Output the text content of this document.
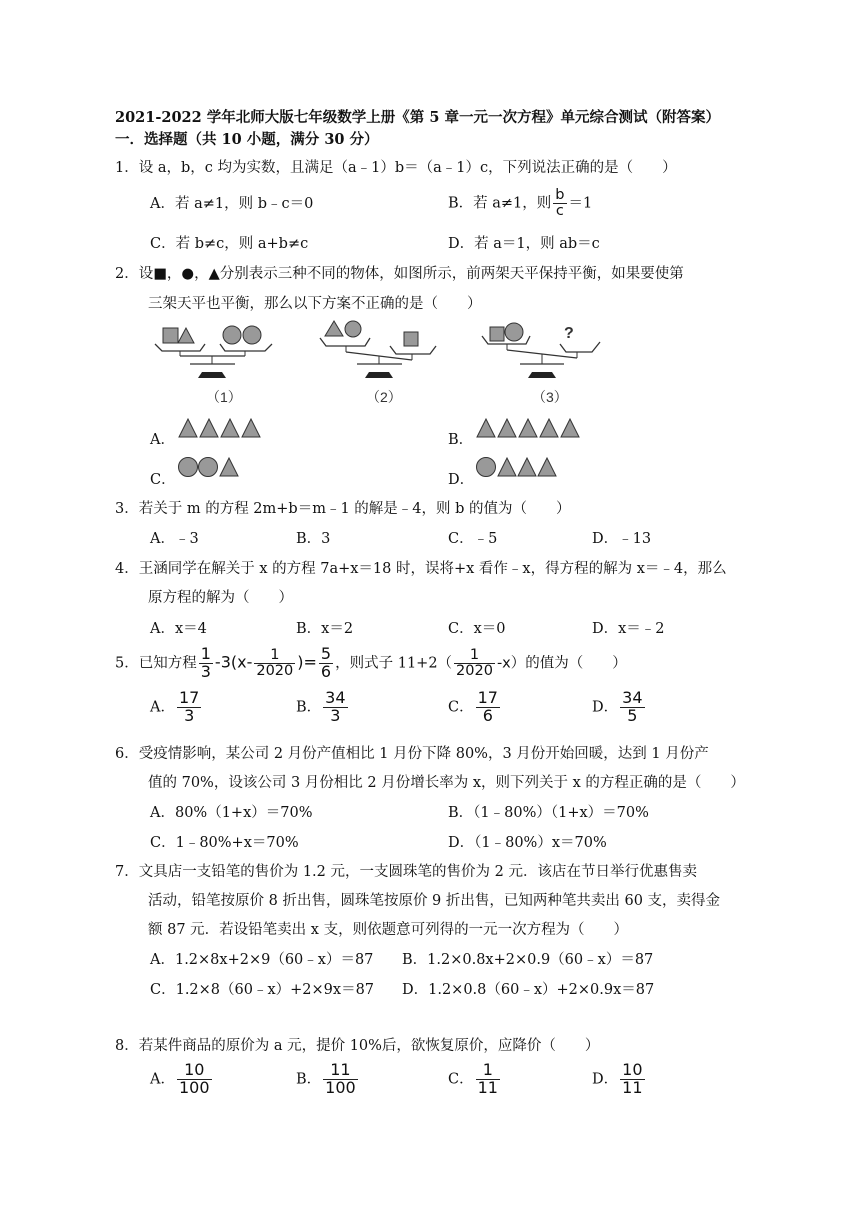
2021-2022 学年北师大版七年级数学上册《第 5 章一元一次方程》单元综合测试（附答案）
一．选择题（共 10 小题，满分 30 分）
1．设 a，b，c 均为实数，且满足（a﹣1）b＝（a﹣1）c，下列说法正确的是（　　）
A．若 a≠1，则 b﹣c＝0	B．若 a≠1，则 $\frac{b}{c} =1$
C．若 b≠c，则 a+b≠c	D．若 a＝1，则 ab＝c
2．设■，●，▲分别表示三种不同的物体，如图所示，前两架天平保持平衡，如果要使第
三架天平也平衡，那么以下方案不正确的是（　　）
?
（1）	（2）	（3）
A．	B．
C．	D．
3．若关于 m 的方程 2m+b＝m﹣1 的解是﹣4，则 b 的值为（　　）
A．﹣3	B．3	C．﹣5	D．﹣13
4．王涵同学在解关于 x 的方程 7a+x＝18 时，误将+x 看作﹣x，得方程的解为 x＝﹣4，那么
原方程的解为（　　）
A．x＝4	B．x＝2	C．x＝0	D．x＝﹣2
5．已知方程 $\frac{1}{3} -3(x- \frac{1}{2020}$ )= $\frac{5}{6}$ ，则式子 $11+2( \frac{1}{2020} -x)$的值为（　　）
A． $\frac{17}{3}$	B． $\frac{34}{3}$	C． $\frac{17}{6}$	D． $\frac{34}{5}$
6．受疫情影响，某公司 2 月份产值相比 1 月份下降 80%，3 月份开始回暖，达到 1 月份产
值的 70%，设该公司 3 月份相比 2 月份增长率为 x，则下列关于 x 的方程正确的是（　　）
A．80%（1+x）＝70%	B．（1﹣80%）（1+x）＝70%
C．1﹣80%+x＝70%	D．（1﹣80%）x＝70%
7．文具店一支铅笔的售价为 1.2 元，一支圆珠笔的售价为 2 元．该店在节日举行优惠售卖
活动，铅笔按原价 8 折出售，圆珠笔按原价 9 折出售，已知两种笔共卖出 60 支，卖得金
额 87 元．若设铅笔卖出 x 支，则依题意可列得的一元一次方程为（　　）
A．1.2×8x+2×9（60﹣x）＝87 B．1.2×0.8x+2×0.9（60﹣x）＝87
C．1.2×8（60﹣x）+2×9x＝87 D．1.2×0.8（60﹣x）+2×0.9x＝87
8．若某件商品的原价为 a 元，提价 10%后，欲恢复原价，应降价（　　）
A． $\frac{10}{100}$	B． $\frac{11}{100}$	C． $\frac{1}{11}$	D． $\frac{10}{11}$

Task objective:
The records above need to be given again exactly. Omit the pictures.

Finished answer:
Output the text content of this document.
2021-2022 学年北师大版七年级数学上册《第 5 章一元一次方程》单元综合测试（附答案）
一．选择题（共 10 小题，满分 30 分）
1．设 a，b，c 均为实数，且满足（a﹣1）b＝（a﹣1）c，下列说法正确的是（　　）
A．若 a≠1，则 b﹣c＝0	B．若 a≠1，则 $\frac{b}{c} =1$
C．若 b≠c，则 a+b≠c	D．若 a＝1，则 ab＝c
2．设■，●，▲分别表示三种不同的物体，如图所示，前两架天平保持平衡，如果要使第
三架天平也平衡，那么以下方案不正确的是（　　）
?
（1）	（2）	（3）
A．	B．
C．	D．
3．若关于 m 的方程 2m+b＝m﹣1 的解是﹣4，则 b 的值为（　　）
A．﹣3	B．3	C．﹣5	D．﹣13
4．王涵同学在解关于 x 的方程 7a+x＝18 时，误将+x 看作﹣x，得方程的解为 x＝﹣4，那么
原方程的解为（　　）
A．x＝4	B．x＝2	C．x＝0	D．x＝﹣2
5．已知方程 $\frac{1}{3} -3(x- \frac{1}{2020}$ )= $\frac{5}{6}$ ，则式子 $11+2( \frac{1}{2020} -x)$的值为（　　）
A． $\frac{17}{3}$	B． $\frac{34}{3}$	C． $\frac{17}{6}$	D． $\frac{34}{5}$
6．受疫情影响，某公司 2 月份产值相比 1 月份下降 80%，3 月份开始回暖，达到 1 月份产
值的 70%，设该公司 3 月份相比 2 月份增长率为 x，则下列关于 x 的方程正确的是（　　）
A．80%（1+x）＝70%	B．（1﹣80%）（1+x）＝70%
C．1﹣80%+x＝70%	D．（1﹣80%）x＝70%
7．文具店一支铅笔的售价为 1.2 元，一支圆珠笔的售价为 2 元．该店在节日举行优惠售卖
活动，铅笔按原价 8 折出售，圆珠笔按原价 9 折出售，已知两种笔共卖出 60 支，卖得金
额 87 元．若设铅笔卖出 x 支，则依题意可列得的一元一次方程为（　　）
A．1.2×8x+2×9（60﹣x）＝87 B．1.2×0.8x+2×0.9（60﹣x）＝87
C．1.2×8（60﹣x）+2×9x＝87 D．1.2×0.8（60﹣x）+2×0.9x＝87
8．若某件商品的原价为 a 元，提价 10%后，欲恢复原价，应降价（　　）
A． $\frac{10}{100}$	B． $\frac{11}{100}$	C． $\frac{1}{11}$	D． $\frac{10}{11}$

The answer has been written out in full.